» **Problem details**
Copy out the entries below precisely; nothing is to be omitted.

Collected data
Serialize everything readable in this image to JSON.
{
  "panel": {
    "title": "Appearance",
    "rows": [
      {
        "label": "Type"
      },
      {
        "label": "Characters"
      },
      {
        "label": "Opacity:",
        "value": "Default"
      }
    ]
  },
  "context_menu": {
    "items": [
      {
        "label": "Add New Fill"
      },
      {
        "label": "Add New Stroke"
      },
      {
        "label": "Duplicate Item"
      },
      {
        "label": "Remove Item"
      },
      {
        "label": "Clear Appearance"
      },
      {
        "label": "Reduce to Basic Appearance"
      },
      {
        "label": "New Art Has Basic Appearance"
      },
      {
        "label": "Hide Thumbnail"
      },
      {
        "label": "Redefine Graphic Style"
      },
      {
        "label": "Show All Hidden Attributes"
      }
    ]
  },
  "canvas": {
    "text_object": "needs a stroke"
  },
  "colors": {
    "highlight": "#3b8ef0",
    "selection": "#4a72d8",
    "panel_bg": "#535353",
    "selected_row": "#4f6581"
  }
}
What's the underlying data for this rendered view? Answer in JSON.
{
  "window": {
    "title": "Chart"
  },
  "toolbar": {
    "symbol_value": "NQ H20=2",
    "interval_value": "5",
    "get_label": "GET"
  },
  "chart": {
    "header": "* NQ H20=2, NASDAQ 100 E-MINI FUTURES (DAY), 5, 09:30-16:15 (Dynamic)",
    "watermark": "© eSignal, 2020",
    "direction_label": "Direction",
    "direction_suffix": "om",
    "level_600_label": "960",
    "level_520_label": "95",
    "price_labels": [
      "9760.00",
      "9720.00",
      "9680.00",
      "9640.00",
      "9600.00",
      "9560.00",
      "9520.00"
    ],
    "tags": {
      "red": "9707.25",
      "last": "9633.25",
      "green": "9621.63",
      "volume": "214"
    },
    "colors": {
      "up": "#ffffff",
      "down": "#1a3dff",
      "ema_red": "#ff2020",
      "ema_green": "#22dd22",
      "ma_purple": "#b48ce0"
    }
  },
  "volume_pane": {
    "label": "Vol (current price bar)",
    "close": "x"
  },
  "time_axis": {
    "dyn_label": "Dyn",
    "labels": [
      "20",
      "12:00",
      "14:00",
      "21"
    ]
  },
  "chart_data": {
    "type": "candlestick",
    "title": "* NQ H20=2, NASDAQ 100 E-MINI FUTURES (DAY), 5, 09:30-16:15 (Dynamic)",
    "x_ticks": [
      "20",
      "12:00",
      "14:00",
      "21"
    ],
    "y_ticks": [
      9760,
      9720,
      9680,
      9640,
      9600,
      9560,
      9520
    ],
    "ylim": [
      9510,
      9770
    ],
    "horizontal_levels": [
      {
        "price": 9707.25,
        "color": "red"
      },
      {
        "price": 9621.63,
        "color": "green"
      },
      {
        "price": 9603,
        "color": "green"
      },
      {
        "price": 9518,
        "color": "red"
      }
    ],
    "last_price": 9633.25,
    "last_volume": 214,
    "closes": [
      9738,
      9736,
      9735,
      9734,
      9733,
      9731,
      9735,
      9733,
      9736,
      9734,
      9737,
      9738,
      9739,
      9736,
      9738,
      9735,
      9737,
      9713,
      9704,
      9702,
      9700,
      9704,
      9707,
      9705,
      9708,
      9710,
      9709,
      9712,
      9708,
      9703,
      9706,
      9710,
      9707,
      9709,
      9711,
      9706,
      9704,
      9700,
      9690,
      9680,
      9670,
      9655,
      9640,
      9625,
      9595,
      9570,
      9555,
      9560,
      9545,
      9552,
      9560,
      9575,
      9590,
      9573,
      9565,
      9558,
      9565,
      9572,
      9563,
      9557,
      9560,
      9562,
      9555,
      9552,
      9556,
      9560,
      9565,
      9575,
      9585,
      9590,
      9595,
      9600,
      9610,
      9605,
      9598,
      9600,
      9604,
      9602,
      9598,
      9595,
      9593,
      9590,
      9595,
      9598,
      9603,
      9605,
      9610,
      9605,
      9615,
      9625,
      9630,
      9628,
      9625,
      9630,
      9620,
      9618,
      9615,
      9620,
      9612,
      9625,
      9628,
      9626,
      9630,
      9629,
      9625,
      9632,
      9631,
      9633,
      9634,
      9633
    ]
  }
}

» **The answer**
Serialize everything readable in this image to JSON.
{
  "panel": {
    "title": "Appearance",
    "rows": [
      {
        "label": "Type"
      },
      {
        "label": "Characters"
      },
      {
        "label": "Opacity:",
        "value": "Default"
      }
    ]
  },
  "context_menu": {
    "items": [
      {
        "label": "Add New Fill"
      },
      {
        "label": "Add New Stroke"
      },
      {
        "label": "Duplicate Item"
      },
      {
        "label": "Remove Item"
      },
      {
        "label": "Clear Appearance"
      },
      {
        "label": "Reduce to Basic Appearance"
      },
      {
        "label": "New Art Has Basic Appearance"
      },
      {
        "label": "Hide Thumbnail"
      },
      {
        "label": "Redefine Graphic Style"
      },
      {
        "label": "Show All Hidden Attributes"
      }
    ]
  },
  "canvas": {
    "text_object": "needs a stroke"
  },
  "colors": {
    "highlight": "#3b8ef0",
    "selection": "#4a72d8",
    "panel_bg": "#535353",
    "selected_row": "#4f6581"
  }
}
What's the underlying data for this rendered view? Answer in JSON.
{
  "window": {
    "title": "Chart"
  },
  "toolbar": {
    "symbol_value": "NQ H20=2",
    "interval_value": "5",
    "get_label": "GET"
  },
  "chart": {
    "header": "* NQ H20=2, NASDAQ 100 E-MINI FUTURES (DAY), 5, 09:30-16:15 (Dynamic)",
    "watermark": "© eSignal, 2020",
    "direction_label": "Direction",
    "direction_suffix": "om",
    "level_600_label": "960",
    "level_520_label": "95",
    "price_labels": [
      "9760.00",
      "9720.00",
      "9680.00",
      "9640.00",
      "9600.00",
      "9560.00",
      "9520.00"
    ],
    "tags": {
      "red": "9707.25",
      "last": "9633.25",
      "green": "9621.63",
      "volume": "214"
    },
    "colors": {
      "up": "#ffffff",
      "down": "#1a3dff",
      "ema_red": "#ff2020",
      "ema_green": "#22dd22",
      "ma_purple": "#b48ce0"
    }
  },
  "volume_pane": {
    "label": "Vol (current price bar)",
    "close": "x"
  },
  "time_axis": {
    "dyn_label": "Dyn",
    "labels": [
      "20",
      "12:00",
      "14:00",
      "21"
    ]
  },
  "chart_data": {
    "type": "candlestick",
    "title": "* NQ H20=2, NASDAQ 100 E-MINI FUTURES (DAY), 5, 09:30-16:15 (Dynamic)",
    "x_ticks": [
      "20",
      "12:00",
      "14:00",
      "21"
    ],
    "y_ticks": [
      9760,
      9720,
      9680,
      9640,
      9600,
      9560,
      9520
    ],
    "ylim": [
      9510,
      9770
    ],
    "horizontal_levels": [
      {
        "price": 9707.25,
        "color": "red"
      },
      {
        "price": 9621.63,
        "color": "green"
      },
      {
        "price": 9603,
        "color": "green"
      },
      {
        "price": 9518,
        "color": "red"
      }
    ],
    "last_price": 9633.25,
    "last_volume": 214,
    "closes": [
      9738,
      9736,
      9735,
      9734,
      9733,
      9731,
      9735,
      9733,
      9736,
      9734,
      9737,
      9738,
      9739,
      9736,
      9738,
      9735,
      9737,
      9713,
      9704,
      9702,
      9700,
      9704,
      9707,
      9705,
      9708,
      9710,
      9709,
      9712,
      9708,
      9703,
      9706,
      9710,
      9707,
      9709,
      9711,
      9706,
      9704,
      9700,
      9690,
      9680,
      9670,
      9655,
      9640,
      9625,
      9595,
      9570,
      9555,
      9560,
      9545,
      9552,
      9560,
      9575,
      9590,
      9573,
      9565,
      9558,
      9565,
      9572,
      9563,
      9557,
      9560,
      9562,
      9555,
      9552,
      9556,
      9560,
      9565,
      9575,
      9585,
      9590,
      9595,
      9600,
      9610,
      9605,
      9598,
      9600,
      9604,
      9602,
      9598,
      9595,
      9593,
      9590,
      9595,
      9598,
      9603,
      9605,
      9610,
      9605,
      9615,
      9625,
      9630,
      9628,
      9625,
      9630,
      9620,
      9618,
      9615,
      9620,
      9612,
      9625,
      9628,
      9626,
      9630,
      9629,
      9625,
      9632,
      9631,
      9633,
      9634,
      9633
    ]
  }
}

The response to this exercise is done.